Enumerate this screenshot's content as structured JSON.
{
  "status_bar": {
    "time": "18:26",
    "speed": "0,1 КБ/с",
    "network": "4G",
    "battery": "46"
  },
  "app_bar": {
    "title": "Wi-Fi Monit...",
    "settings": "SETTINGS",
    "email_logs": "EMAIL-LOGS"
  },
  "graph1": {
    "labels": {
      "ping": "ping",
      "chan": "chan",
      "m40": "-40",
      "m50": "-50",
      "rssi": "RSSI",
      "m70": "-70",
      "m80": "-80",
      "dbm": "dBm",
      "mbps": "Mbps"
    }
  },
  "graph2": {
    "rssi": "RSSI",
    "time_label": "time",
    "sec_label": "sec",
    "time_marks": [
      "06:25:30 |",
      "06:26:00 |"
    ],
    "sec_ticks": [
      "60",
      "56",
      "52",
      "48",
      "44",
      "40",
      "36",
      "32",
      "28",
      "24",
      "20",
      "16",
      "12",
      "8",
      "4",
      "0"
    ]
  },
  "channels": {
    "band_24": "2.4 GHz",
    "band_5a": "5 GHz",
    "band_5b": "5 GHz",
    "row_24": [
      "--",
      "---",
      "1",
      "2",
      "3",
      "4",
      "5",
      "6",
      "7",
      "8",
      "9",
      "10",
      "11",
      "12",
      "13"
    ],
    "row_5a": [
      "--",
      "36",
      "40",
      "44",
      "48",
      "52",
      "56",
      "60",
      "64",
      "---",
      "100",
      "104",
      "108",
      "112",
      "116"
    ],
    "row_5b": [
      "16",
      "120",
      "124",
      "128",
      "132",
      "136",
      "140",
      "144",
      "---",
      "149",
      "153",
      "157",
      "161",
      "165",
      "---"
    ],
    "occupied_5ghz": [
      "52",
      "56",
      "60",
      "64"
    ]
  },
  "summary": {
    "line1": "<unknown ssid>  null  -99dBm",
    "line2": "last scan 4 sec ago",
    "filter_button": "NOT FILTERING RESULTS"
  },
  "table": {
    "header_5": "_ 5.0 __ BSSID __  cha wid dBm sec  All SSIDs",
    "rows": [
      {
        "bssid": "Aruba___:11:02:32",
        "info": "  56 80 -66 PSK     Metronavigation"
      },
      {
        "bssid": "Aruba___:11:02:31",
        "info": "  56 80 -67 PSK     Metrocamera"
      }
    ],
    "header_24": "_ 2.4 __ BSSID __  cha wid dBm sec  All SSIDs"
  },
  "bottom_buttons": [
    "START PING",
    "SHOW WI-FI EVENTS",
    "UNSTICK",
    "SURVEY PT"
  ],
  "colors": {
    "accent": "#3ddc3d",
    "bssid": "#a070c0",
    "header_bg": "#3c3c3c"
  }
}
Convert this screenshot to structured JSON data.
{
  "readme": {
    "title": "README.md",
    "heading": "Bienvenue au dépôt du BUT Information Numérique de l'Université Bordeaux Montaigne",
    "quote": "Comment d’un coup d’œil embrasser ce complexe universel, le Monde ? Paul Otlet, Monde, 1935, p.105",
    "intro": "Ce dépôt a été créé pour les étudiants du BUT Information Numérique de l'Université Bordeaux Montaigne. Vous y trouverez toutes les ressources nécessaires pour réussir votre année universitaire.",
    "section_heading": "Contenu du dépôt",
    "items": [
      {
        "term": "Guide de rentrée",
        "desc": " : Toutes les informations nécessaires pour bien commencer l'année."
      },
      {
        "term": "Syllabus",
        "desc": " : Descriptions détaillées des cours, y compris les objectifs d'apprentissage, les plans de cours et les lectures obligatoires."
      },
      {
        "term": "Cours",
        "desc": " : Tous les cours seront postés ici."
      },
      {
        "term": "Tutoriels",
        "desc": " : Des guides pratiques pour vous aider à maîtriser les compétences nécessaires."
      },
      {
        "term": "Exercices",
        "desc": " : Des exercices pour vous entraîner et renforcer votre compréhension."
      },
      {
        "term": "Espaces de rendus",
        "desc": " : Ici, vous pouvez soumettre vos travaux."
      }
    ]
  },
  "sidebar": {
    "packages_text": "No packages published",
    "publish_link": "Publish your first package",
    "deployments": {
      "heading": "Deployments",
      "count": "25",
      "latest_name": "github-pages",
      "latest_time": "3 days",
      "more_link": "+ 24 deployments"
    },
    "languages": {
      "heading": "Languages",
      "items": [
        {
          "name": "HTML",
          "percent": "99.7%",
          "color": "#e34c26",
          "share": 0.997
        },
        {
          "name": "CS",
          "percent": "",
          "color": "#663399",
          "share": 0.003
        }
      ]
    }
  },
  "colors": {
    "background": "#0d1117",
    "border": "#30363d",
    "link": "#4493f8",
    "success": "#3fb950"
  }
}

| Task to complete |
From the data above, copy each line where the string "dépôt" appears.

| Output of the exercise |
    "heading": "Bienvenue au dépôt du BUT Information Numérique de l'Université Bordeaux Montaigne",
    "intro": "Ce dépôt a été créé pour les étudiants du BUT Information Numérique de l'Université Bordeaux Montaigne. Vous y trouverez toutes les ressources nécessaires pour réussir votre année universitaire.",
    "section_heading": "Contenu du dépôt",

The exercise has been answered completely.